TO DO
Check each line of the entries below for the string "single"; copy every line where it appears.

MATERIAL

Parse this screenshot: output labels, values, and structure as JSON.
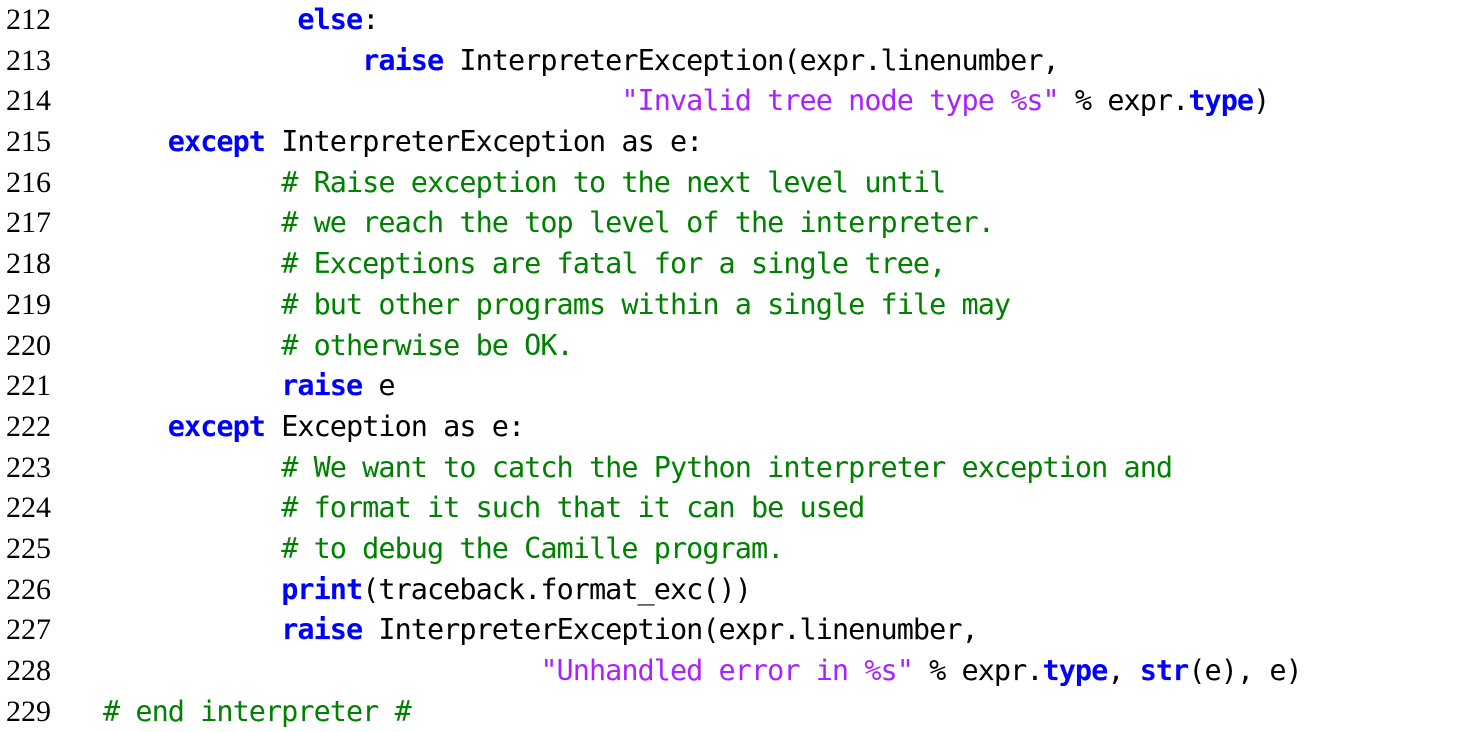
{
  "listing": {
    "language": "python",
    "first_line": 212,
    "last_line": 229,
    "colors": {
      "keyword": "#0000ff",
      "builtin": "#0000ff",
      "string": "#aa22ff",
      "comment": "#008000",
      "plain": "#000000",
      "background": "#ffffff",
      "lineno": "#000000"
    },
    "lines": [
      {
        "no": "212",
        "indent": 12,
        "tokens": [
          {
            "t": "else",
            "k": "kw"
          },
          {
            "t": ":",
            "k": "plain"
          }
        ]
      },
      {
        "no": "213",
        "indent": 16,
        "tokens": [
          {
            "t": "raise",
            "k": "kw"
          },
          {
            "t": " InterpreterException(expr.linenumber,",
            "k": "plain"
          }
        ]
      },
      {
        "no": "214",
        "indent": 32,
        "tokens": [
          {
            "t": "\"Invalid tree node type %s\"",
            "k": "str"
          },
          {
            "t": " % expr.",
            "k": "plain"
          },
          {
            "t": "type",
            "k": "builtin"
          },
          {
            "t": ")",
            "k": "plain"
          }
        ]
      },
      {
        "no": "215",
        "indent": 4,
        "tokens": [
          {
            "t": "except",
            "k": "kw"
          },
          {
            "t": " InterpreterException as e:",
            "k": "plain"
          }
        ]
      },
      {
        "no": "216",
        "indent": 11,
        "tokens": [
          {
            "t": "# Raise exception to the next level until",
            "k": "com"
          }
        ]
      },
      {
        "no": "217",
        "indent": 11,
        "tokens": [
          {
            "t": "# we reach the top level of the interpreter.",
            "k": "com"
          }
        ]
      },
      {
        "no": "218",
        "indent": 11,
        "tokens": [
          {
            "t": "# Exceptions are fatal for a single tree,",
            "k": "com"
          }
        ]
      },
      {
        "no": "219",
        "indent": 11,
        "tokens": [
          {
            "t": "# but other programs within a single file may",
            "k": "com"
          }
        ]
      },
      {
        "no": "220",
        "indent": 11,
        "tokens": [
          {
            "t": "# otherwise be OK.",
            "k": "com"
          }
        ]
      },
      {
        "no": "221",
        "indent": 11,
        "tokens": [
          {
            "t": "raise",
            "k": "kw"
          },
          {
            "t": " e",
            "k": "plain"
          }
        ]
      },
      {
        "no": "222",
        "indent": 4,
        "tokens": [
          {
            "t": "except",
            "k": "kw"
          },
          {
            "t": " Exception as e:",
            "k": "plain"
          }
        ]
      },
      {
        "no": "223",
        "indent": 11,
        "tokens": [
          {
            "t": "# We want to catch the Python interpreter exception and",
            "k": "com"
          }
        ]
      },
      {
        "no": "224",
        "indent": 11,
        "tokens": [
          {
            "t": "# format it such that it can be used",
            "k": "com"
          }
        ]
      },
      {
        "no": "225",
        "indent": 11,
        "tokens": [
          {
            "t": "# to debug the Camille program.",
            "k": "com"
          }
        ]
      },
      {
        "no": "226",
        "indent": 11,
        "tokens": [
          {
            "t": "print",
            "k": "builtin"
          },
          {
            "t": "(traceback.format_exc())",
            "k": "plain"
          }
        ]
      },
      {
        "no": "227",
        "indent": 11,
        "tokens": [
          {
            "t": "raise",
            "k": "kw"
          },
          {
            "t": " InterpreterException(expr.linenumber,",
            "k": "plain"
          }
        ]
      },
      {
        "no": "228",
        "indent": 27,
        "tokens": [
          {
            "t": "\"Unhandled error in %s\"",
            "k": "str"
          },
          {
            "t": " % expr.",
            "k": "plain"
          },
          {
            "t": "type",
            "k": "builtin"
          },
          {
            "t": ", ",
            "k": "plain"
          },
          {
            "t": "str",
            "k": "builtin"
          },
          {
            "t": "(e), e)",
            "k": "plain"
          }
        ]
      },
      {
        "no": "229",
        "indent": 0,
        "tokens": [
          {
            "t": "# end interpreter #",
            "k": "com"
          }
        ]
      }
    ]
  }
}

OUTPUT
            "t": "# Exceptions are fatal for a single tree,",
            "t": "# but other programs within a single file may",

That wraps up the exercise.